### REQUIREMENT A
Return the part of the roadmap from "To shape the" to "and get implemented.", word for word.
### REQUIREMENT B
Retype the entries from their first line to the line with "metrics-label: 指标管理 (840, 596, 973, 682)", including both, with no changes.

### EXCERPTED TEXT
== == ==

To shape the core piece, and enrich the tooling around extracting and manipulating the meaning of text and structured data, other algorithms and tools will be written along the way. The Rambling section contains some of the ideas about what could be built. And once these ideas get enough shape, they become implementation designs and get implemented.

Roadmap

Features

  • [X] Straightforward Grammar definition language
  • [X] Full unicode support, you can match emojies
  • [X] Matches data structures besides strings
  • [X] Full support for left recursive productions
  • [X] Operator precedence and associativity definition
  • [X] Non-left recursive rules are compiled with zero precedence
  • [X] Relative import system with disk and in-memory abstractions
  • [ ] Indentation based syntax matching (Relative spaces)
  • [ ] Transform matched values (Semantic action expressions)
  • [-] Error reporting
    • [X] Report correct error position (Farthest failure position)
    • [X] Position tracking and reporting (location spans)
    • [X] Option tracking on choice operations
    • [X] Throw custom error labels
    • [ ] Automatic label insertion
  • [-] Error recovery
    • [X] Manual Recovery Expression definition
    • [X] Associate manually defined labels to manually defined REs
    • [ ] Automatic recovery expression generation
  • [ ] Pipe multiple grammars through the command line
  • [ ] parameterized rules?
  • [ ] higher-order rules?
  • [ ] packages?

Standard Library

  • [X] ABNF (RFC-5234)
  • [ ] C
  • [ ] C++
  • [ ] CPP
  • [X] CSV
  • [ ] CSS
  • [ ] Go
  • [ ] Java
  • [ ] JavaScript
  • [X] JSON
  • [ ] JSX
  • [ ] HTML (tolerant to failures – invalid)

== == ==

### Dataset excerpt
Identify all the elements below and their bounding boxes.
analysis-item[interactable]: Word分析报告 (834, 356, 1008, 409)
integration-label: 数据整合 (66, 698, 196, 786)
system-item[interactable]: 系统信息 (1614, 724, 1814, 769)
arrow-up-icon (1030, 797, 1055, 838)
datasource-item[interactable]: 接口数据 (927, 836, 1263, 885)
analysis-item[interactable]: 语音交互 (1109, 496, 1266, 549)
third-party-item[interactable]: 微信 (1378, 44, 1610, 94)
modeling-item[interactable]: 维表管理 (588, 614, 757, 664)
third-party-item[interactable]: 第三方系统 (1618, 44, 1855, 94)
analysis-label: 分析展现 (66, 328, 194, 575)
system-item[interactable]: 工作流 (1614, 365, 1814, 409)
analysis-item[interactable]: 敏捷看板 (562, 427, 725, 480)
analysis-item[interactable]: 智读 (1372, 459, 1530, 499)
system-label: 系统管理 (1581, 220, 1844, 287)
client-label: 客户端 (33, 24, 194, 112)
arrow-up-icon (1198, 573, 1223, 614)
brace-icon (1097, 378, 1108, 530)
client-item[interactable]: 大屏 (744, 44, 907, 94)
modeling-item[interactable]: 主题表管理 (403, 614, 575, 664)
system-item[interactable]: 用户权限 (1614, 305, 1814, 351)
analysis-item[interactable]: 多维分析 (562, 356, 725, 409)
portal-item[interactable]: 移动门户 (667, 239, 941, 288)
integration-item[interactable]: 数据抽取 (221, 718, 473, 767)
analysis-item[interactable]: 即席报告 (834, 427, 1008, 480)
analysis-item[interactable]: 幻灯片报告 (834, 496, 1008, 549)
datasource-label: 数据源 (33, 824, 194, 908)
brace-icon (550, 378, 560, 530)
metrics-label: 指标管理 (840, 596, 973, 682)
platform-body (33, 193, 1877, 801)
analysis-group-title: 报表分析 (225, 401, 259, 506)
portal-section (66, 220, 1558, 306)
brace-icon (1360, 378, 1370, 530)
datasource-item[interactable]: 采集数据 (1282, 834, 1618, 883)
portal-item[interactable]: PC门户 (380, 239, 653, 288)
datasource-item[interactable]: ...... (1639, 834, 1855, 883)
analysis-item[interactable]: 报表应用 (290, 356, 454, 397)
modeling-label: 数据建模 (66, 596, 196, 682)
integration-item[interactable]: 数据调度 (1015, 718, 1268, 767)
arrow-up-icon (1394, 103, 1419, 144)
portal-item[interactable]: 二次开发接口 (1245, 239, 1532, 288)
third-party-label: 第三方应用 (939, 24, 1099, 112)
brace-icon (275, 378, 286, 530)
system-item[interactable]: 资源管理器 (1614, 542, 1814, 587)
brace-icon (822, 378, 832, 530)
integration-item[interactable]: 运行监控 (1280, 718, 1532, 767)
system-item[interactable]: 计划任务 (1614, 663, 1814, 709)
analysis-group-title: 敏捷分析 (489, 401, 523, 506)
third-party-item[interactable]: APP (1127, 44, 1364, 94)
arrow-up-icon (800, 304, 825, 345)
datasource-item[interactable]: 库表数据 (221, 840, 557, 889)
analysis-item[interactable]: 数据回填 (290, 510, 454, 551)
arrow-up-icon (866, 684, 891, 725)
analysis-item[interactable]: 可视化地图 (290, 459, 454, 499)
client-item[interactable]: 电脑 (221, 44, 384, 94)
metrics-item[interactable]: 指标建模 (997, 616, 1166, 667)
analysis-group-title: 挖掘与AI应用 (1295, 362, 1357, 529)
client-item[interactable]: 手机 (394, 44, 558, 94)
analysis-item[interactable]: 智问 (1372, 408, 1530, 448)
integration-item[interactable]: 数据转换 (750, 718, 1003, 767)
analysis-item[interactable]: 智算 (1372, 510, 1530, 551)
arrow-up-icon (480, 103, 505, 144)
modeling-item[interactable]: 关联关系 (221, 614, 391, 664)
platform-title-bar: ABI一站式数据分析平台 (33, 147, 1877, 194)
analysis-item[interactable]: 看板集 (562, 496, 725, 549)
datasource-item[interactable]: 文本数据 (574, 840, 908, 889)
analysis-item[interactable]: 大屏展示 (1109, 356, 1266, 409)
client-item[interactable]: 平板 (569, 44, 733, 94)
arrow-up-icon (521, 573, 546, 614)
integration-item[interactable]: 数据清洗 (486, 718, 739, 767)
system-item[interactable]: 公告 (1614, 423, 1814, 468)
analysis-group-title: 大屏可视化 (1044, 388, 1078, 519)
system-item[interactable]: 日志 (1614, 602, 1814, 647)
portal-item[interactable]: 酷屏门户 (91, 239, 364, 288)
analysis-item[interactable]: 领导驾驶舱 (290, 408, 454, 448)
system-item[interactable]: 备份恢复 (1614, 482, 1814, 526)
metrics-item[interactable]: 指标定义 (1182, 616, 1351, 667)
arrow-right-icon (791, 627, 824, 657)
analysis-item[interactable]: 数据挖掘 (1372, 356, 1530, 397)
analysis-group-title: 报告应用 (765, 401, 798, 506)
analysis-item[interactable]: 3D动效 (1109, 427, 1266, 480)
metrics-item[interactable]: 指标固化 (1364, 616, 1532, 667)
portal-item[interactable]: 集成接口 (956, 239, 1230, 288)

== == ==

### EXPECTED ANSWER A
To shape the core piece, and enrich the tooling around extracting and manipulating the meaning of text and structured data, other algorithms and tools will be written along the way. The Rambling section contains some of the ideas about what could be built. And once these ideas get enough shape, they become implementation designs and get implemented.

### EXPECTED ANSWER B
Identify all the elements below and their bounding boxes.
analysis-item[interactable]: Word分析报告 (834, 356, 1008, 409)
integration-label: 数据整合 (66, 698, 196, 786)
system-item[interactable]: 系统信息 (1614, 724, 1814, 769)
arrow-up-icon (1030, 797, 1055, 838)
datasource-item[interactable]: 接口数据 (927, 836, 1263, 885)
analysis-item[interactable]: 语音交互 (1109, 496, 1266, 549)
third-party-item[interactable]: 微信 (1378, 44, 1610, 94)
modeling-item[interactable]: 维表管理 (588, 614, 757, 664)
third-party-item[interactable]: 第三方系统 (1618, 44, 1855, 94)
analysis-label: 分析展现 (66, 328, 194, 575)
system-item[interactable]: 工作流 (1614, 365, 1814, 409)
analysis-item[interactable]: 敏捷看板 (562, 427, 725, 480)
analysis-item[interactable]: 智读 (1372, 459, 1530, 499)
system-label: 系统管理 (1581, 220, 1844, 287)
client-label: 客户端 (33, 24, 194, 112)
arrow-up-icon (1198, 573, 1223, 614)
brace-icon (1097, 378, 1108, 530)
client-item[interactable]: 大屏 (744, 44, 907, 94)
modeling-item[interactable]: 主题表管理 (403, 614, 575, 664)
system-item[interactable]: 用户权限 (1614, 305, 1814, 351)
analysis-item[interactable]: 多维分析 (562, 356, 725, 409)
portal-item[interactable]: 移动门户 (667, 239, 941, 288)
integration-item[interactable]: 数据抽取 (221, 718, 473, 767)
analysis-item[interactable]: 即席报告 (834, 427, 1008, 480)
analysis-item[interactable]: 幻灯片报告 (834, 496, 1008, 549)
datasource-label: 数据源 (33, 824, 194, 908)
brace-icon (550, 378, 560, 530)
metrics-label: 指标管理 (840, 596, 973, 682)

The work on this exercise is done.